◆ **What you have to do**: Begin at the line with "Read this page and output its text content." and output every line through the end of the records, exactly as given. Omit pictures.

◆ **Material provided**:
§

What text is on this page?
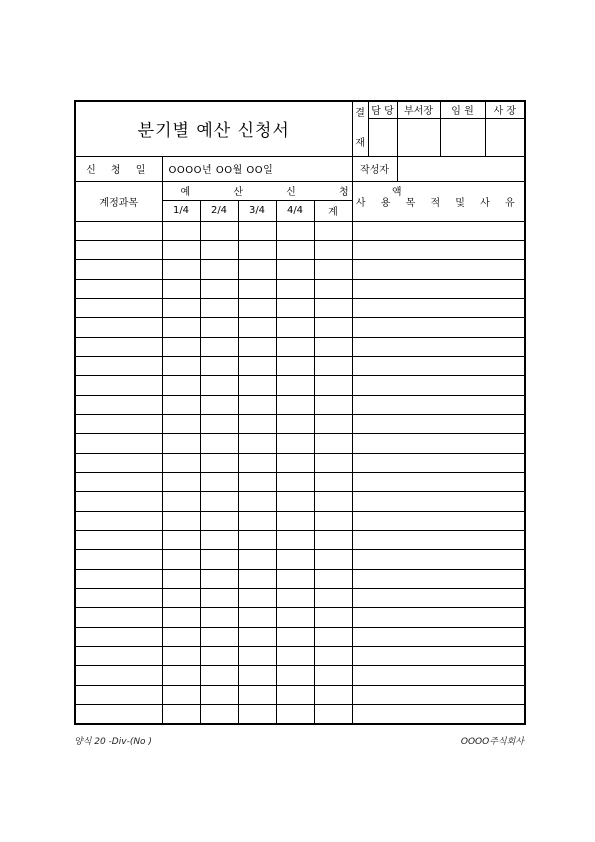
분기별 예산 신청서						결
재	담 당	부서장	임 원	사 장

신 청 일	OOOO년 OO월 OO일					작성자				
계정과목	예 산 신 청 액					사 용 목 적 및 사 유				
	1/4	2/4	3/4	4/4	계					

양식 20 -Div-(No )	OOOO주식회사
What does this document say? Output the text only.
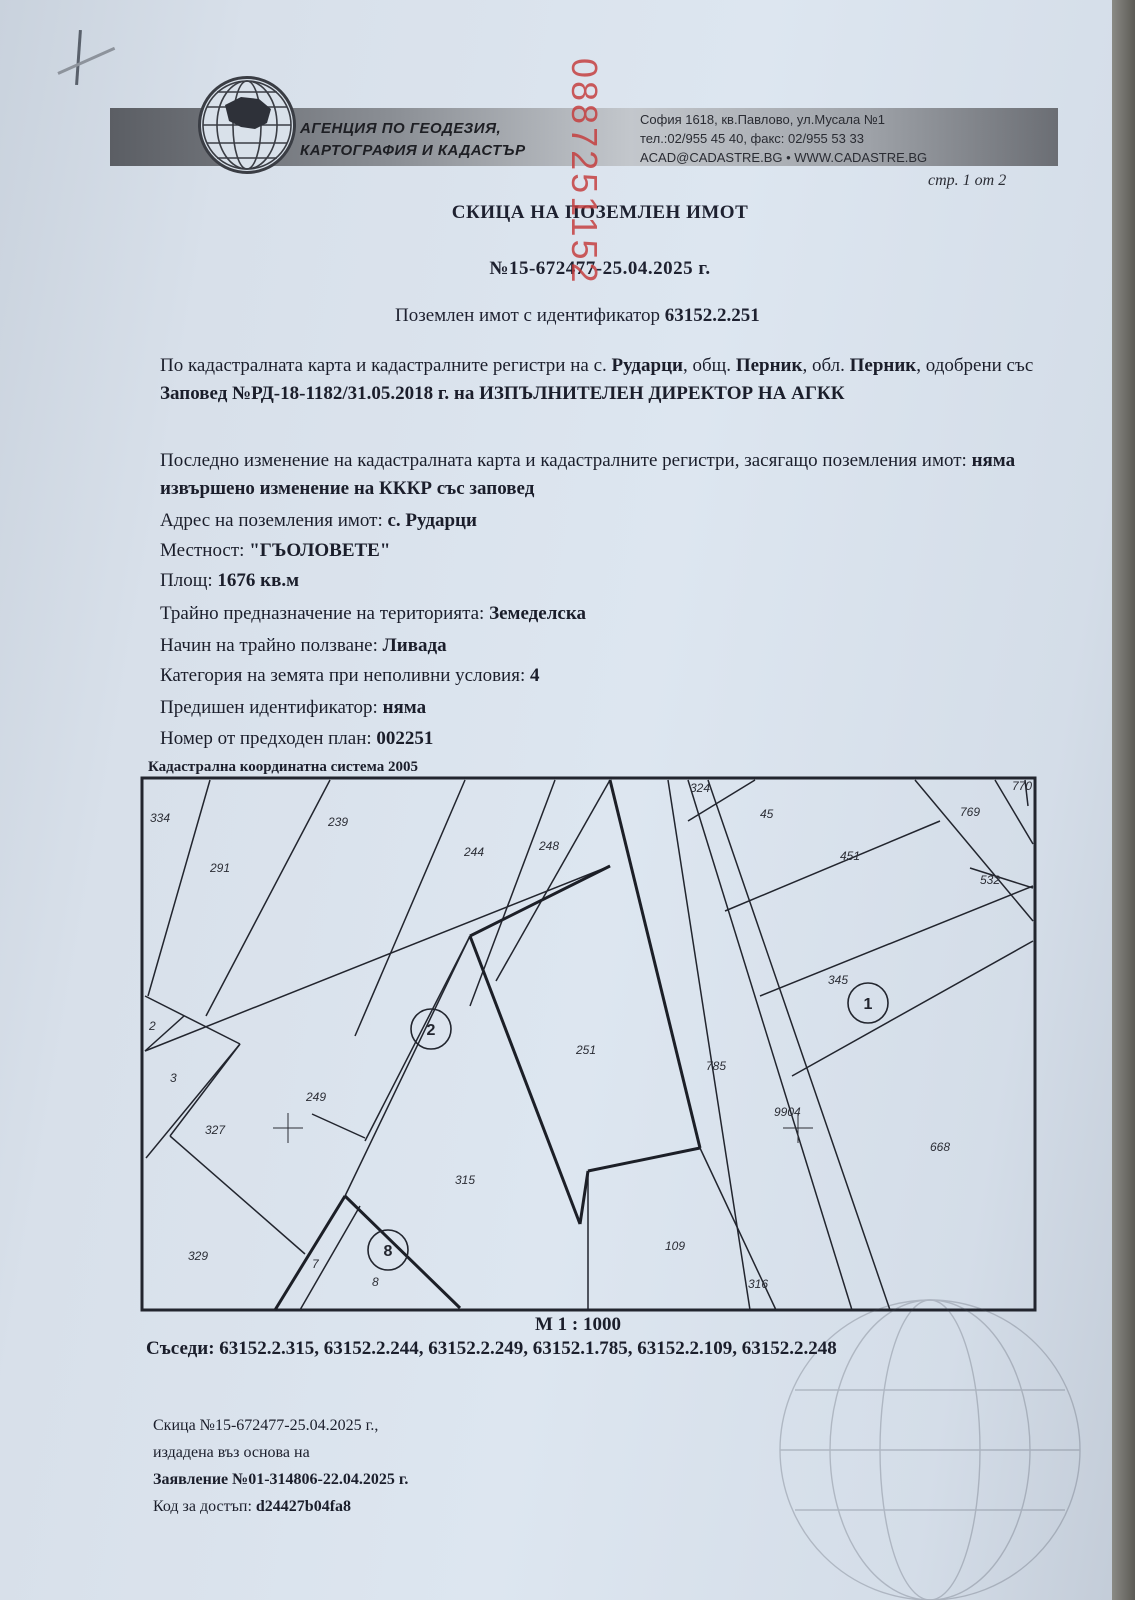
АГЕНЦИЯ ПО ГЕОДЕЗИЯ,
КАРТОГРАФИЯ И КАДАСТЪР
София 1618, кв.Павлово, ул.Мусала №1
тел.:02/955 45 40, факс: 02/955 53 33
ACAD@CADASTRE.BG • WWW.CADASTRE.BG
стр. 1 от 2
СКИЦА НА ПОЗЕМЛЕН ИМОТ
№15-672477-25.04.2025 г.
Поземлен имот с идентификатор 63152.2.251
По кадастралната карта и кадастралните регистри на с. Рударци, общ. Перник, обл. Перник, одобрени със Заповед №РД-18-1182/31.05.2018 г. на ИЗПЪЛНИТЕЛЕН ДИРЕКТОР НА АГКК
Последно изменение на кадастралната карта и кадастралните регистри, засягащо поземления имот: няма извършено изменение на КККР със заповед
Адрес на поземления имот: с. Рударци
Местност: "ГЪОЛОВЕТЕ"
Площ: 1676 кв.м
Трайно предназначение на територията: Земеделска
Начин на трайно ползване: Ливада
Категория на земята при неполивни условия: 4
Предишен идентификатор: няма
Номер от предходен план: 002251
Кадастрална координатна система 2005
334	239
291
244	248
324
45
770
769
451
532
345
2
3
249
251
785
9904
668
327
315
329
7
8
109
316
1
2
8
M 1 : 1000
Съседи: 63152.2.315, 63152.2.244, 63152.2.249, 63152.1.785, 63152.2.109, 63152.2.248
Скица №15-672477-25.04.2025 г.,
издадена въз основа на
Заявление №01-314806-22.04.2025 г.
Код за достъп: d24427b04fa8
0887251152
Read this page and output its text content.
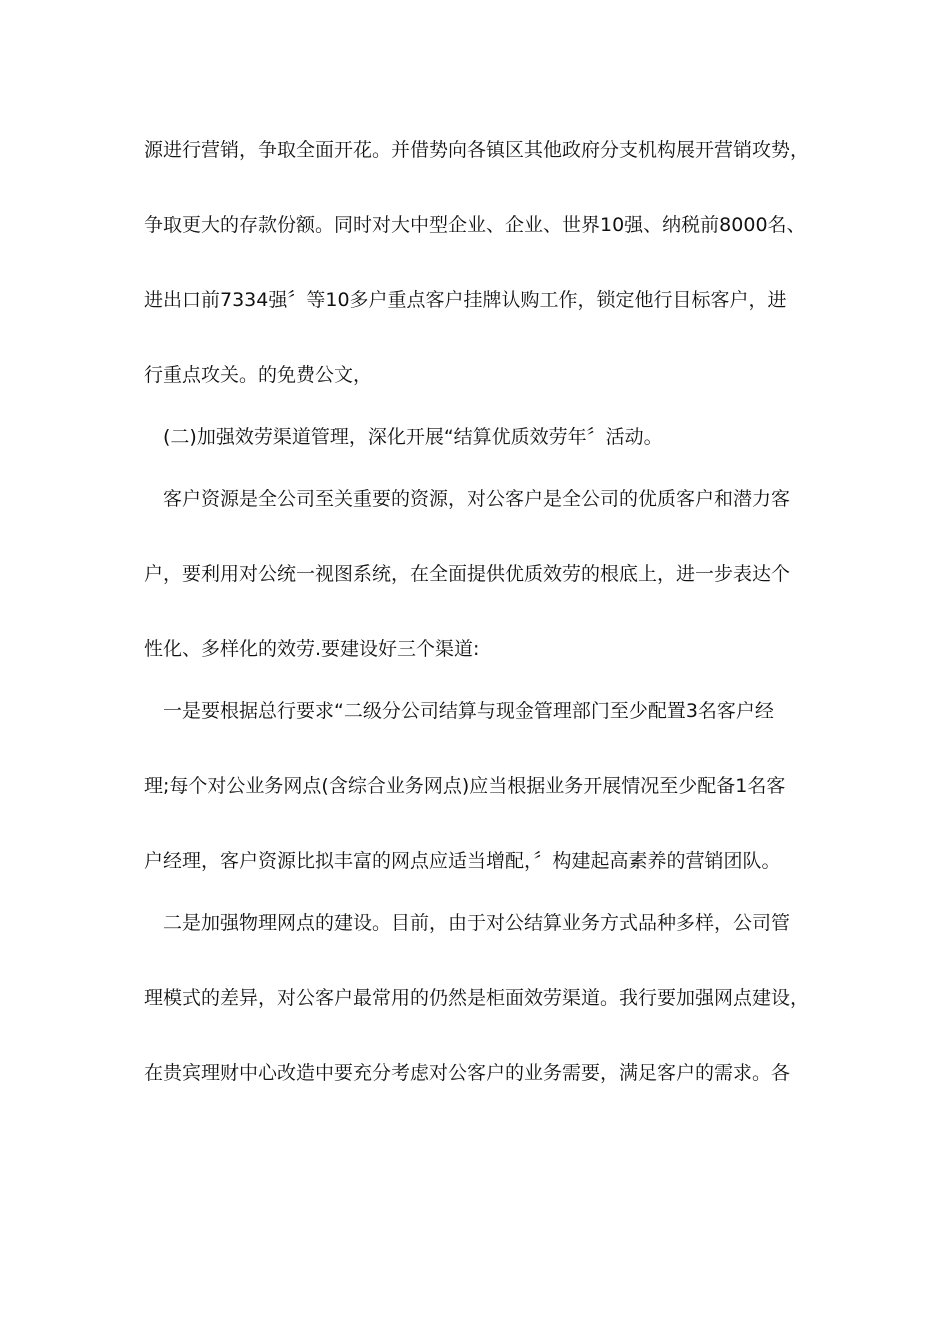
源进行营销，争取全面开花。并借势向各镇区其他政府分支机构展开营销攻势，

争取更大的存款份额。同时对大中型企业、企业、世界10强、纳税前8000名、

进出口前7334强〞等10多户重点客户挂牌认购工作，锁定他行目标客户，进

行重点攻关。的免费公文，

(二)加强效劳渠道管理，深化开展“结算优质效劳年〞活动。

客户资源是全公司至关重要的资源，对公客户是全公司的优质客户和潜力客

户，要利用对公统一视图系统，在全面提供优质效劳的根底上，进一步表达个

性化、多样化的效劳.要建设好三个渠道:

一是要根据总行要求“二级分公司结算与现金管理部门至少配置3名客户经

理;每个对公业务网点(含综合业务网点)应当根据业务开展情况至少配备1名客

户经理，客户资源比拟丰富的网点应适当增配，〞构建起高素养的营销团队。

二是加强物理网点的建设。目前，由于对公结算业务方式品种多样，公司管

理模式的差异，对公客户最常用的仍然是柜面效劳渠道。我行要加强网点建设，

在贵宾理财中心改造中要充分考虑对公客户的业务需要，满足客户的需求。各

§

◆ **Result of the task**:
Read this page and output its text content.
源进行营销，争取全面开花。并借势向各镇区其他政府分支机构展开营销攻势，

争取更大的存款份额。同时对大中型企业、企业、世界10强、纳税前8000名、

进出口前7334强〞等10多户重点客户挂牌认购工作，锁定他行目标客户，进

行重点攻关。的免费公文，

(二)加强效劳渠道管理，深化开展“结算优质效劳年〞活动。

客户资源是全公司至关重要的资源，对公客户是全公司的优质客户和潜力客

户，要利用对公统一视图系统，在全面提供优质效劳的根底上，进一步表达个

性化、多样化的效劳.要建设好三个渠道:

一是要根据总行要求“二级分公司结算与现金管理部门至少配置3名客户经

理;每个对公业务网点(含综合业务网点)应当根据业务开展情况至少配备1名客

户经理，客户资源比拟丰富的网点应适当增配，〞构建起高素养的营销团队。

二是加强物理网点的建设。目前，由于对公结算业务方式品种多样，公司管

理模式的差异，对公客户最常用的仍然是柜面效劳渠道。我行要加强网点建设，

在贵宾理财中心改造中要充分考虑对公客户的业务需要，满足客户的需求。各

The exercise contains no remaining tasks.